Copy out all the data, word for word.

## Entries taken from a collection

########################################

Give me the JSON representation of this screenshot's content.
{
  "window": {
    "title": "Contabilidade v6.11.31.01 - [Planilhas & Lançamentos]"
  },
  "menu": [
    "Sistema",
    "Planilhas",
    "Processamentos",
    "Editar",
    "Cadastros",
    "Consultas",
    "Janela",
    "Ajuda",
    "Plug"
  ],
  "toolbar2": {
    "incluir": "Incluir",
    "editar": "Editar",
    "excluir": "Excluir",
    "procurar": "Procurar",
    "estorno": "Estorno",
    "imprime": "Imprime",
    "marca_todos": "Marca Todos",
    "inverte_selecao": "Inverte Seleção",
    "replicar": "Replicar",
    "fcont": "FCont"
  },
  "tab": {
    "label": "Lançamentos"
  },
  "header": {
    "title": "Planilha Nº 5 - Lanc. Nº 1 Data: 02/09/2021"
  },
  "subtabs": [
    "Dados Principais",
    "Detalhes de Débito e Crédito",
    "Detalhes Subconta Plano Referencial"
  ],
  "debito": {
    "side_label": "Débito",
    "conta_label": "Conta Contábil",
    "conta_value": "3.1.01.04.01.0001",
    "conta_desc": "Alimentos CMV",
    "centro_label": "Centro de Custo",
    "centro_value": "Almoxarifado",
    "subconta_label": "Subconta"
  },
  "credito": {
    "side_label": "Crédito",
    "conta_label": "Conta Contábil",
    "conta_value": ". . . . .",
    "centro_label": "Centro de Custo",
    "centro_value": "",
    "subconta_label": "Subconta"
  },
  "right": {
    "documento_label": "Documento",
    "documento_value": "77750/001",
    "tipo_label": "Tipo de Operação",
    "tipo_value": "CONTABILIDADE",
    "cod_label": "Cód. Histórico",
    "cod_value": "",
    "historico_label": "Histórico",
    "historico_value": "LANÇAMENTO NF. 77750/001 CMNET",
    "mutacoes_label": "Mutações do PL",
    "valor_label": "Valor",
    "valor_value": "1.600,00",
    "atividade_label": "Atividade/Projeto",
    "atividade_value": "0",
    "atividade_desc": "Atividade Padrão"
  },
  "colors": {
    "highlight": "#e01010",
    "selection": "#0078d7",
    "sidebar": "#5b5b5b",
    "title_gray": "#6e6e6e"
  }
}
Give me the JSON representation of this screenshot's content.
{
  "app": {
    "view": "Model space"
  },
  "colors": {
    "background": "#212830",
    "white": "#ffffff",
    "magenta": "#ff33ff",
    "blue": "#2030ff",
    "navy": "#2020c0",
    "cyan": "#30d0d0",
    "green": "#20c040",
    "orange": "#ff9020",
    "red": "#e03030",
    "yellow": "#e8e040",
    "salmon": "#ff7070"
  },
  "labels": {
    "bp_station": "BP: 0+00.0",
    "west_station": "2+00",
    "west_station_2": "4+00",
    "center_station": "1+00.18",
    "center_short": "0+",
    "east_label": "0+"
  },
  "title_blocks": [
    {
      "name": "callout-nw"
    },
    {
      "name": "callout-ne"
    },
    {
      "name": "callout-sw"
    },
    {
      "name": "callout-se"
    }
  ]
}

########################################

## Correct result
Give me the JSON representation of this screenshot's content.
{
  "window": {
    "title": "Contabilidade v6.11.31.01 - [Planilhas & Lançamentos]"
  },
  "menu": [
    "Sistema",
    "Planilhas",
    "Processamentos",
    "Editar",
    "Cadastros",
    "Consultas",
    "Janela",
    "Ajuda",
    "Plug"
  ],
  "toolbar2": {
    "incluir": "Incluir",
    "editar": "Editar",
    "excluir": "Excluir",
    "procurar": "Procurar",
    "estorno": "Estorno",
    "imprime": "Imprime",
    "marca_todos": "Marca Todos",
    "inverte_selecao": "Inverte Seleção",
    "replicar": "Replicar",
    "fcont": "FCont"
  },
  "tab": {
    "label": "Lançamentos"
  },
  "header": {
    "title": "Planilha Nº 5 - Lanc. Nº 1 Data: 02/09/2021"
  },
  "subtabs": [
    "Dados Principais",
    "Detalhes de Débito e Crédito",
    "Detalhes Subconta Plano Referencial"
  ],
  "debito": {
    "side_label": "Débito",
    "conta_label": "Conta Contábil",
    "conta_value": "3.1.01.04.01.0001",
    "conta_desc": "Alimentos CMV",
    "centro_label": "Centro de Custo",
    "centro_value": "Almoxarifado",
    "subconta_label": "Subconta"
  },
  "credito": {
    "side_label": "Crédito",
    "conta_label": "Conta Contábil",
    "conta_value": ". . . . .",
    "centro_label": "Centro de Custo",
    "centro_value": "",
    "subconta_label": "Subconta"
  },
  "right": {
    "documento_label": "Documento",
    "documento_value": "77750/001",
    "tipo_label": "Tipo de Operação",
    "tipo_value": "CONTABILIDADE",
    "cod_label": "Cód. Histórico",
    "cod_value": "",
    "historico_label": "Histórico",
    "historico_value": "LANÇAMENTO NF. 77750/001 CMNET",
    "mutacoes_label": "Mutações do PL",
    "valor_label": "Valor",
    "valor_value": "1.600,00",
    "atividade_label": "Atividade/Projeto",
    "atividade_value": "0",
    "atividade_desc": "Atividade Padrão"
  },
  "colors": {
    "highlight": "#e01010",
    "selection": "#0078d7",
    "sidebar": "#5b5b5b",
    "title_gray": "#6e6e6e"
  }
}
Give me the JSON representation of this screenshot's content.
{
  "app": {
    "view": "Model space"
  },
  "colors": {
    "background": "#212830",
    "white": "#ffffff",
    "magenta": "#ff33ff",
    "blue": "#2030ff",
    "navy": "#2020c0",
    "cyan": "#30d0d0",
    "green": "#20c040",
    "orange": "#ff9020",
    "red": "#e03030",
    "yellow": "#e8e040",
    "salmon": "#ff7070"
  },
  "labels": {
    "bp_station": "BP: 0+00.0",
    "west_station": "2+00",
    "west_station_2": "4+00",
    "center_station": "1+00.18",
    "center_short": "0+",
    "east_label": "0+"
  },
  "title_blocks": [
    {
      "name": "callout-nw"
    },
    {
      "name": "callout-ne"
    },
    {
      "name": "callout-sw"
    },
    {
      "name": "callout-se"
    }
  ]
}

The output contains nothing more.